● **Entries provided**
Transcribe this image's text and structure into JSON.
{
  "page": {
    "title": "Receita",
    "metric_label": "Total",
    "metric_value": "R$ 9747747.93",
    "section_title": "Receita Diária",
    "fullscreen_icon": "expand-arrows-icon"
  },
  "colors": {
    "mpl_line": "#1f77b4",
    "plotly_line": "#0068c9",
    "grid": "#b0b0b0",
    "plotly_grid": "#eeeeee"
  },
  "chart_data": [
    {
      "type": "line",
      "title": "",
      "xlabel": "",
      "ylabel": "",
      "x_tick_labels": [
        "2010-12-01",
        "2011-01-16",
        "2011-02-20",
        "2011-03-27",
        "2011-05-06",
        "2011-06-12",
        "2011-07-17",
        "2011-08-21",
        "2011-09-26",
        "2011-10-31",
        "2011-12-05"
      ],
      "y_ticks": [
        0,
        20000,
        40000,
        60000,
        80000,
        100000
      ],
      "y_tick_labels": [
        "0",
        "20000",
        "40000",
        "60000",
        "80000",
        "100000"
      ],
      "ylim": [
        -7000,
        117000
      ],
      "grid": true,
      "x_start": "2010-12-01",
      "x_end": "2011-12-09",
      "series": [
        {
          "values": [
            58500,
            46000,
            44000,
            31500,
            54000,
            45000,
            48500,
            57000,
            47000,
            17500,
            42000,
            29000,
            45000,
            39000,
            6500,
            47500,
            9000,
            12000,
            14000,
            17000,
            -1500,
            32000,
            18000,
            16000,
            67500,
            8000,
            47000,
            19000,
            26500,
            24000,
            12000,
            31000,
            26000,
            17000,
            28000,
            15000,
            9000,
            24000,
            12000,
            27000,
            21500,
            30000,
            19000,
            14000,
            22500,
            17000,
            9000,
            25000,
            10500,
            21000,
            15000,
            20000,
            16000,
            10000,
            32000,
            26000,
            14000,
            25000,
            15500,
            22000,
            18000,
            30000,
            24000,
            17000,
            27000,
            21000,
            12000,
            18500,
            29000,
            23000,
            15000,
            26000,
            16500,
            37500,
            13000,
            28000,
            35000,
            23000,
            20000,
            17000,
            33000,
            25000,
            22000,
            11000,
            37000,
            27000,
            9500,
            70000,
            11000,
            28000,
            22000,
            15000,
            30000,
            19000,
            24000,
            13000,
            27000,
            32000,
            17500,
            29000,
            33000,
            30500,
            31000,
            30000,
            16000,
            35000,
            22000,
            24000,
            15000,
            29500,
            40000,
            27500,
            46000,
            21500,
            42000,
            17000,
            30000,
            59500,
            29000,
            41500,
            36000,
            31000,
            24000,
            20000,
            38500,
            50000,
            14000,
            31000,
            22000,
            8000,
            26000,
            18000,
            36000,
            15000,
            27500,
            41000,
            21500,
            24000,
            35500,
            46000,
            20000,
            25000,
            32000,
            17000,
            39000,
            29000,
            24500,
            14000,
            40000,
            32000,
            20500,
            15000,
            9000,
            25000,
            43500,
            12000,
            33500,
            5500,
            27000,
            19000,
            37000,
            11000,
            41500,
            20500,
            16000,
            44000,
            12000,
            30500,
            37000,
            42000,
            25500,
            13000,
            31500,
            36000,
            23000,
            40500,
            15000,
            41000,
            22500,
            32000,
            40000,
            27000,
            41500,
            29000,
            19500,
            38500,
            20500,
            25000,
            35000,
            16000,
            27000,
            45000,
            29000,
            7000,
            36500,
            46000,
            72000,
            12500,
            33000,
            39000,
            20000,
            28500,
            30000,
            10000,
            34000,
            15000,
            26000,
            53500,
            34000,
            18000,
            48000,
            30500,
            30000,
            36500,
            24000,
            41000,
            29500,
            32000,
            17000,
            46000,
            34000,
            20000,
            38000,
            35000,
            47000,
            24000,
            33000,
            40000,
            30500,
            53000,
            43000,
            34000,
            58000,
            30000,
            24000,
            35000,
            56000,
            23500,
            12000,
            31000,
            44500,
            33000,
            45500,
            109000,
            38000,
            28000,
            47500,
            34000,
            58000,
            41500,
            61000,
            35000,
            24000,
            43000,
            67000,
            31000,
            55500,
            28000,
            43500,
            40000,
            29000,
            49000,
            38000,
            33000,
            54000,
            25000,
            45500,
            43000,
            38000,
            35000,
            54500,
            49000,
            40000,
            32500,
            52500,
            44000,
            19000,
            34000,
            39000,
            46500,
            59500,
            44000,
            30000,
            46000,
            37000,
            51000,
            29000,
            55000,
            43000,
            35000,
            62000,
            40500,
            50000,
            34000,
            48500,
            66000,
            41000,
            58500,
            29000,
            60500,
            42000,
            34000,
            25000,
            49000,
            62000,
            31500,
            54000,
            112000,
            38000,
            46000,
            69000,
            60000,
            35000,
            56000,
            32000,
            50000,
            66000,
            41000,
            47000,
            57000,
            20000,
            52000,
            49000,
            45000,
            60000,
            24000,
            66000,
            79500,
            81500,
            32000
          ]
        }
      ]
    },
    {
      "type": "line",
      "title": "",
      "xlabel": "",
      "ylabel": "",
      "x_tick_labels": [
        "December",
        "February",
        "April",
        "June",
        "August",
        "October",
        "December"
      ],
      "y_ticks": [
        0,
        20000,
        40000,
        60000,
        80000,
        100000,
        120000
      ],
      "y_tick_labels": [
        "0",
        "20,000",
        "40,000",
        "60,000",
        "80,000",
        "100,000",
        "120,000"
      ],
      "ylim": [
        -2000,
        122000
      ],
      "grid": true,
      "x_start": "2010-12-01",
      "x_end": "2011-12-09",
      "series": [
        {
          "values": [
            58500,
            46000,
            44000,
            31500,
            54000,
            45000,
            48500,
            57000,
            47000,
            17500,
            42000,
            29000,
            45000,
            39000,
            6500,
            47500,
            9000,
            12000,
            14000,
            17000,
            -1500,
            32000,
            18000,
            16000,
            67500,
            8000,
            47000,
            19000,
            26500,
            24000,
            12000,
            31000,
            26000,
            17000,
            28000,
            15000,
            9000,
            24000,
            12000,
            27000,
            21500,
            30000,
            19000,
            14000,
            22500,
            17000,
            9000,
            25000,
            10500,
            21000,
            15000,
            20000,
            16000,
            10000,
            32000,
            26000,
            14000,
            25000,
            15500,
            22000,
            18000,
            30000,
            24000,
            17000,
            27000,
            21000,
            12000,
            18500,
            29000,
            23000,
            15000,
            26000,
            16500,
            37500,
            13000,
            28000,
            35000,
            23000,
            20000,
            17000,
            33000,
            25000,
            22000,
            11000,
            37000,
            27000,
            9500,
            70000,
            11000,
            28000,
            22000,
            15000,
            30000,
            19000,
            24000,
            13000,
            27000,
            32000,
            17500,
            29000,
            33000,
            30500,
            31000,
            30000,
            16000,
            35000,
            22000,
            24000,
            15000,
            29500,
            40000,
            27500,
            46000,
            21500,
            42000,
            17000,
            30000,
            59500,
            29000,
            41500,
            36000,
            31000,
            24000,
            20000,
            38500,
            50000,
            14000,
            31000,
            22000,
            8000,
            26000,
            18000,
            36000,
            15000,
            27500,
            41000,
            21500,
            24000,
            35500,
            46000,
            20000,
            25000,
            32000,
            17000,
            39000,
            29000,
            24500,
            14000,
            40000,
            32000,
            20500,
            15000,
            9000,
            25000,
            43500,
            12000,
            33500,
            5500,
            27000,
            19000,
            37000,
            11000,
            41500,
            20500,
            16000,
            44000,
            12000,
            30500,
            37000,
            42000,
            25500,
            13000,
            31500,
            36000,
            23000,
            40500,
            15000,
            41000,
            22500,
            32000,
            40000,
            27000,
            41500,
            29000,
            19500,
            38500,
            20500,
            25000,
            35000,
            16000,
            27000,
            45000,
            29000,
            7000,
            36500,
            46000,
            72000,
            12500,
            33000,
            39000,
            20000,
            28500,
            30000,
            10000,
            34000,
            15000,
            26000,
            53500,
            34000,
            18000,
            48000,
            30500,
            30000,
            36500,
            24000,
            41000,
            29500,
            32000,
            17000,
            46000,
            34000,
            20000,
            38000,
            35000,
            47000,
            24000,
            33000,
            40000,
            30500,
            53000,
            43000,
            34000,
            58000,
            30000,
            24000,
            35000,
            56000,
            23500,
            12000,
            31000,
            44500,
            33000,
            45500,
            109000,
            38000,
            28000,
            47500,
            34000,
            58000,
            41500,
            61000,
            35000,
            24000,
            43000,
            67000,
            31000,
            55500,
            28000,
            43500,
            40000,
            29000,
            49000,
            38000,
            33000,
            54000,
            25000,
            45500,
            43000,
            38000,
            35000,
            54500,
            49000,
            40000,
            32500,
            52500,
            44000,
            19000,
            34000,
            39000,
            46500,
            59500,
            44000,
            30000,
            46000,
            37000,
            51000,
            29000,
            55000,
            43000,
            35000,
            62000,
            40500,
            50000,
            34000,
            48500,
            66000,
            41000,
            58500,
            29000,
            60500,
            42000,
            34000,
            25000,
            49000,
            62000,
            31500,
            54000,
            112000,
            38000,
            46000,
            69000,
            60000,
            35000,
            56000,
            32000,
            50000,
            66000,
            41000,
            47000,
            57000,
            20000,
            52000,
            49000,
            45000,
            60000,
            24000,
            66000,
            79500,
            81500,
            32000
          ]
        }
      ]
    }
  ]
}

● **What to produce**
What count of lines in the listing contain the word "Receita"? Reply with the number only.

● **Solution for this task**
2